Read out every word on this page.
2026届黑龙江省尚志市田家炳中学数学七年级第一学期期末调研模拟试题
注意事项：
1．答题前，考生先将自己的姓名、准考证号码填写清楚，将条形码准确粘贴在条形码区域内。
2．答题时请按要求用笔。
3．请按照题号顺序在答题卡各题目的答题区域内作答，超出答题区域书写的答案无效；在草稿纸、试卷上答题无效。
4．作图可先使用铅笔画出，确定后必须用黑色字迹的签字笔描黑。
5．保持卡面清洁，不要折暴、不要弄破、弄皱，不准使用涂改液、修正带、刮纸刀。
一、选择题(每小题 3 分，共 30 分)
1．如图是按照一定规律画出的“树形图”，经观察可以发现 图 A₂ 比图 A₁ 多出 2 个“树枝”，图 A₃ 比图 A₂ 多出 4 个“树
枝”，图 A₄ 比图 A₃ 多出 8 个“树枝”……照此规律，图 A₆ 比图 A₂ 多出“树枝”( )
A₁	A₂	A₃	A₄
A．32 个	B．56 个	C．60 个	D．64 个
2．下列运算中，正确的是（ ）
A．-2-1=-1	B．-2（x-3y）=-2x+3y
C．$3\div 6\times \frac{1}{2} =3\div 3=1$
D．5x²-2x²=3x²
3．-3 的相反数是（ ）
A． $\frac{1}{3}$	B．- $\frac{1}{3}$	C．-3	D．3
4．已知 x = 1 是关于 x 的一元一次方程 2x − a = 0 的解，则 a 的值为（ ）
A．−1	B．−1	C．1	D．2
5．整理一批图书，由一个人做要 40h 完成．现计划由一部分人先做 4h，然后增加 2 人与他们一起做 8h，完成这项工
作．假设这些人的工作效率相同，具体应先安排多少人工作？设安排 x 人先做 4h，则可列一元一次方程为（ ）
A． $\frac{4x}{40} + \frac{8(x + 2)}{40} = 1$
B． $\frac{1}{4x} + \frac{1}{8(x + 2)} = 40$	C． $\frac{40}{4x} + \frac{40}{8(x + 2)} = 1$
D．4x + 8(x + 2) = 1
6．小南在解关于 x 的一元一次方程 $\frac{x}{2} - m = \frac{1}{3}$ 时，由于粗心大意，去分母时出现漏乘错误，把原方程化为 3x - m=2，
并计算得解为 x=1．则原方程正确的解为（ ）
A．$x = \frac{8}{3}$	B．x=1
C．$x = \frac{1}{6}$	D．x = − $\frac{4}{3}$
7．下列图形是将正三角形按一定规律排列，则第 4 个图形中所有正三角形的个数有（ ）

++++++++++++++++++++

PROBLEM DETAILS: Restate each entry exactly, skipping none.

FINAL RESULT:
Read out every word on this page.
2026届黑龙江省尚志市田家炳中学数学七年级第一学期期末调研模拟试题
注意事项：
1．答题前，考生先将自己的姓名、准考证号码填写清楚，将条形码准确粘贴在条形码区域内。
2．答题时请按要求用笔。
3．请按照题号顺序在答题卡各题目的答题区域内作答，超出答题区域书写的答案无效；在草稿纸、试卷上答题无效。
4．作图可先使用铅笔画出，确定后必须用黑色字迹的签字笔描黑。
5．保持卡面清洁，不要折暴、不要弄破、弄皱，不准使用涂改液、修正带、刮纸刀。
一、选择题(每小题 3 分，共 30 分)
1．如图是按照一定规律画出的“树形图”，经观察可以发现 图 A₂ 比图 A₁ 多出 2 个“树枝”，图 A₃ 比图 A₂ 多出 4 个“树
枝”，图 A₄ 比图 A₃ 多出 8 个“树枝”……照此规律，图 A₆ 比图 A₂ 多出“树枝”( )
A₁	A₂	A₃	A₄
A．32 个	B．56 个	C．60 个	D．64 个
2．下列运算中，正确的是（ ）
A．-2-1=-1	B．-2（x-3y）=-2x+3y
C．$3\div 6\times \frac{1}{2} =3\div 3=1$
D．5x²-2x²=3x²
3．-3 的相反数是（ ）
A． $\frac{1}{3}$	B．- $\frac{1}{3}$	C．-3	D．3
4．已知 x = 1 是关于 x 的一元一次方程 2x − a = 0 的解，则 a 的值为（ ）
A．−1	B．−1	C．1	D．2
5．整理一批图书，由一个人做要 40h 完成．现计划由一部分人先做 4h，然后增加 2 人与他们一起做 8h，完成这项工
作．假设这些人的工作效率相同，具体应先安排多少人工作？设安排 x 人先做 4h，则可列一元一次方程为（ ）
A． $\frac{4x}{40} + \frac{8(x + 2)}{40} = 1$
B． $\frac{1}{4x} + \frac{1}{8(x + 2)} = 40$	C． $\frac{40}{4x} + \frac{40}{8(x + 2)} = 1$
D．4x + 8(x + 2) = 1
6．小南在解关于 x 的一元一次方程 $\frac{x}{2} - m = \frac{1}{3}$ 时，由于粗心大意，去分母时出现漏乘错误，把原方程化为 3x - m=2，
并计算得解为 x=1．则原方程正确的解为（ ）
A．$x = \frac{8}{3}$	B．x=1
C．$x = \frac{1}{6}$	D．x = − $\frac{4}{3}$
7．下列图形是将正三角形按一定规律排列，则第 4 个图形中所有正三角形的个数有（ ）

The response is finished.